### What is expected
Note how many lines in the entries contain the string "Local", then give that number and nothing else.

### Data to use
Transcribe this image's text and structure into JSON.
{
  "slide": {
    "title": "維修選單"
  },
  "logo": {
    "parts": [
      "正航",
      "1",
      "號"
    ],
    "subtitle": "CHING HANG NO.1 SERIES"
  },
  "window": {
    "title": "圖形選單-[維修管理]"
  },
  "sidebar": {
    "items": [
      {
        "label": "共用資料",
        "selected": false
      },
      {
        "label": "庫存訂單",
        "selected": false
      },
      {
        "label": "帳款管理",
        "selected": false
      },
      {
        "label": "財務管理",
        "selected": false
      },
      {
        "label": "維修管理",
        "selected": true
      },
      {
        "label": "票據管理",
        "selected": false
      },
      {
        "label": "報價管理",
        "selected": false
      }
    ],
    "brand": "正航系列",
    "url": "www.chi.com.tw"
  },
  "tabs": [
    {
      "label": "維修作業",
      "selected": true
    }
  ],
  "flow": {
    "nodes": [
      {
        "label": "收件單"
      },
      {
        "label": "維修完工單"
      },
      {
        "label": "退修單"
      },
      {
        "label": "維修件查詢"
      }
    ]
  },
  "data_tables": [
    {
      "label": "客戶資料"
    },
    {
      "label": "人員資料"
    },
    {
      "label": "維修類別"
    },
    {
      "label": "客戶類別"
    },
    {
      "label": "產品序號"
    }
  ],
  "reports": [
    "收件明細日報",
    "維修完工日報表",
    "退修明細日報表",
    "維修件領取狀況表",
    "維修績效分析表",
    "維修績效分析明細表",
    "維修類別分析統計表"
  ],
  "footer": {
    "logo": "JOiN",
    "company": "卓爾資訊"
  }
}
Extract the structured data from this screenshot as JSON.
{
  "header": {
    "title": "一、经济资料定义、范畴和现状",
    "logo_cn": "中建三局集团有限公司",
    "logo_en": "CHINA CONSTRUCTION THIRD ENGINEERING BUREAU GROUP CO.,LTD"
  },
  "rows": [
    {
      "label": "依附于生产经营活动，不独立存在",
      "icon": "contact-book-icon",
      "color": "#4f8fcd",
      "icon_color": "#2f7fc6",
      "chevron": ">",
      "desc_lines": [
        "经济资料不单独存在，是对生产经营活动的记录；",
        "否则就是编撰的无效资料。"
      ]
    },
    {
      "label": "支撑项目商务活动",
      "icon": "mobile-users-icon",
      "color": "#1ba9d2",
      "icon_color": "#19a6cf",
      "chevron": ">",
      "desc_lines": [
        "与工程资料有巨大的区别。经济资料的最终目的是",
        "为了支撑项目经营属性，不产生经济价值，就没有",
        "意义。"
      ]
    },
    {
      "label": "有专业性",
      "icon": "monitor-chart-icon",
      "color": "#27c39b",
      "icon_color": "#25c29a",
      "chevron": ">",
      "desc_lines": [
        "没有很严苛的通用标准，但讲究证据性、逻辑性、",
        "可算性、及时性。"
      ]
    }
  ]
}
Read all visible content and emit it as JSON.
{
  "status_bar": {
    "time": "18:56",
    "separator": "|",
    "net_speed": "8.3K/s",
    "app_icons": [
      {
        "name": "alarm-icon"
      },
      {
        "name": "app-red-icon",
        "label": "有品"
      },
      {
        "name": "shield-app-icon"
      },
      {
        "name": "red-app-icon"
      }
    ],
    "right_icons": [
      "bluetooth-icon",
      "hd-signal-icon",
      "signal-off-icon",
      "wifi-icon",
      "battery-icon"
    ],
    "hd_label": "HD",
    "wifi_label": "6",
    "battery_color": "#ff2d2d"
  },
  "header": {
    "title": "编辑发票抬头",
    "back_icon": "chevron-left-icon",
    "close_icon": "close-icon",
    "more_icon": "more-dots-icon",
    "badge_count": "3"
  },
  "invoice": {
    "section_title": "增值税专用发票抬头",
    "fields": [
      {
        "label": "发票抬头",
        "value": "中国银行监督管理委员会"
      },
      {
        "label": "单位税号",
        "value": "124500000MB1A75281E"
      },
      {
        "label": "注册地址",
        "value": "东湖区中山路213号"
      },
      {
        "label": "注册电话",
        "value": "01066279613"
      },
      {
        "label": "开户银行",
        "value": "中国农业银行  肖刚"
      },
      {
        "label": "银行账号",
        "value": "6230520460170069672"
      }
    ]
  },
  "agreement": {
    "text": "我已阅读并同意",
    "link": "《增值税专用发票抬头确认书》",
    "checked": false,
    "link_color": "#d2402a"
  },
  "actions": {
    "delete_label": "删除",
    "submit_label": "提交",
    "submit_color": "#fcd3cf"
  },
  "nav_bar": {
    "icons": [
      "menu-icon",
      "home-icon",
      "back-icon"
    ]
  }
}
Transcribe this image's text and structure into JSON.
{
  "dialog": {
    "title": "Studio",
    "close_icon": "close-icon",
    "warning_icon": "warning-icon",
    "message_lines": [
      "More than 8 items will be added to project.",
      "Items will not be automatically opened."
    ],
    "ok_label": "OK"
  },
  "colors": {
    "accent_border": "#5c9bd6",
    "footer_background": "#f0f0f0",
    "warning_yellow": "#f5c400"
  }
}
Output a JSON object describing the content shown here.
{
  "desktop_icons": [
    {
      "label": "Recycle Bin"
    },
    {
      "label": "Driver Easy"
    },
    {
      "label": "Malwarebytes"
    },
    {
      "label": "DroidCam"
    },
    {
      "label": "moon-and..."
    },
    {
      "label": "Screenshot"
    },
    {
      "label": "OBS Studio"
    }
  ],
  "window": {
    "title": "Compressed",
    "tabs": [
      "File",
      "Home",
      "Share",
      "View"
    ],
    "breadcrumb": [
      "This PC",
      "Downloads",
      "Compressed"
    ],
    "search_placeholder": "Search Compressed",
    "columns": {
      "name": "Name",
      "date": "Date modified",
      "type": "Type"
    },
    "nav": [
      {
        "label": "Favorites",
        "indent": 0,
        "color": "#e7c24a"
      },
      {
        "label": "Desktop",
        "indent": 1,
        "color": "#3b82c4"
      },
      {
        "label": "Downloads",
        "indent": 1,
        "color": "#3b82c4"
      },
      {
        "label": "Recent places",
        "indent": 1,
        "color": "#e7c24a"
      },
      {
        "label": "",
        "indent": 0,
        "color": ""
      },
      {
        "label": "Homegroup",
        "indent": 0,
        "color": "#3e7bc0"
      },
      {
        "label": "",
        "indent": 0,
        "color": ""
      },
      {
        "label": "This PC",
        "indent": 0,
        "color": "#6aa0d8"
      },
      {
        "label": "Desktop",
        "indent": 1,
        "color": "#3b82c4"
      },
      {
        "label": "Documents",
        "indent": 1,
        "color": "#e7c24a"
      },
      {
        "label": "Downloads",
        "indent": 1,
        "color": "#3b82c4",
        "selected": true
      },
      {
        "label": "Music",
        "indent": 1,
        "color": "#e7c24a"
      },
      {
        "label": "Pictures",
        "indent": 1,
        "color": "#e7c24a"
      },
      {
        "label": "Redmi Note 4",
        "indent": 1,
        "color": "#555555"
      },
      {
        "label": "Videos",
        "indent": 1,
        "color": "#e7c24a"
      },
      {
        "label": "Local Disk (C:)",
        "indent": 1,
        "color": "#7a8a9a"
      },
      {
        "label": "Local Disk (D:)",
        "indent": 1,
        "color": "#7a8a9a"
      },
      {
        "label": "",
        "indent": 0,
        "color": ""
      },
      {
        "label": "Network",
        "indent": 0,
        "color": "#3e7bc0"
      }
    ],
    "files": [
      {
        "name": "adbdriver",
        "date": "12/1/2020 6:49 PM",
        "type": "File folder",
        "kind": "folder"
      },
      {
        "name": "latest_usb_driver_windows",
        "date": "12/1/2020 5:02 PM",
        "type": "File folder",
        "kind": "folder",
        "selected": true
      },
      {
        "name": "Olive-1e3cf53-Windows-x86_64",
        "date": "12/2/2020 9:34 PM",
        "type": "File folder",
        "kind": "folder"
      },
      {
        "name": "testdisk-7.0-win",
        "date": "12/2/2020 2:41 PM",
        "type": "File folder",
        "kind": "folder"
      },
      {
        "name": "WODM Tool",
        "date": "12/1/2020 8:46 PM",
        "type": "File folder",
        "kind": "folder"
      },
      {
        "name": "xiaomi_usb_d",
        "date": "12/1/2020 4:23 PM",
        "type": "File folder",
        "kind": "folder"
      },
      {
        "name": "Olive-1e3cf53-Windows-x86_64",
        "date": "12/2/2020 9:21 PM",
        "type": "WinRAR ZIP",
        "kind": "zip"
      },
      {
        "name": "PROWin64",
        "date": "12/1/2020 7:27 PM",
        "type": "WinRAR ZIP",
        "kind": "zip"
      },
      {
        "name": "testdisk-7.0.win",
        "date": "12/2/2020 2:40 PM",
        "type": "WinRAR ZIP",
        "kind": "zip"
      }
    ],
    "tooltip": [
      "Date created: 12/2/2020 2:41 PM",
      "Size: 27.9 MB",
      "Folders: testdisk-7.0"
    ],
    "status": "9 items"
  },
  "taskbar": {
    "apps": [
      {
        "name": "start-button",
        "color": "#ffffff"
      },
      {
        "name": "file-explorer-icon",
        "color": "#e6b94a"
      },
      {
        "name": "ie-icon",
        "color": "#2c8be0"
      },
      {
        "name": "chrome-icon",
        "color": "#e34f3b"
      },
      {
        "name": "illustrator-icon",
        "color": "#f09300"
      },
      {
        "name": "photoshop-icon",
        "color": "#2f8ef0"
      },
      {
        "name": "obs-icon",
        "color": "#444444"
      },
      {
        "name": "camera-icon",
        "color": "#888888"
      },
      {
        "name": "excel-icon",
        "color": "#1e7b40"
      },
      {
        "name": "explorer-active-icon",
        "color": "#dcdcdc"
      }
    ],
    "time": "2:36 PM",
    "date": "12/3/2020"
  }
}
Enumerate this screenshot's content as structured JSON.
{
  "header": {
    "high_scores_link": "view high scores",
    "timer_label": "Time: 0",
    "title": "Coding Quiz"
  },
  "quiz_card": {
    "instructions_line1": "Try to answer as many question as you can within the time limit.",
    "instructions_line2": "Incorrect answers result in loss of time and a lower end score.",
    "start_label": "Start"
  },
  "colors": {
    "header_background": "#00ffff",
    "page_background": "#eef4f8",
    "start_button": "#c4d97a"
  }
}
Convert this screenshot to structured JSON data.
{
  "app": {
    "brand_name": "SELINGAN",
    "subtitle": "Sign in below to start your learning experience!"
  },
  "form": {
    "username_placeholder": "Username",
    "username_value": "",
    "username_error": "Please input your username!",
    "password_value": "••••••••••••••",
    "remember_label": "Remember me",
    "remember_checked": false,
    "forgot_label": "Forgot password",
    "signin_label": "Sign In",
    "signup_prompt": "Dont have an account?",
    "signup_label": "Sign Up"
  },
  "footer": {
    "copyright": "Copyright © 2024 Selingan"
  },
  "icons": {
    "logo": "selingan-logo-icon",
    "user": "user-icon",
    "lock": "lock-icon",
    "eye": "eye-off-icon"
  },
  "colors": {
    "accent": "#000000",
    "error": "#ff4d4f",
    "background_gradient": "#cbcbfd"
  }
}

### Final result
2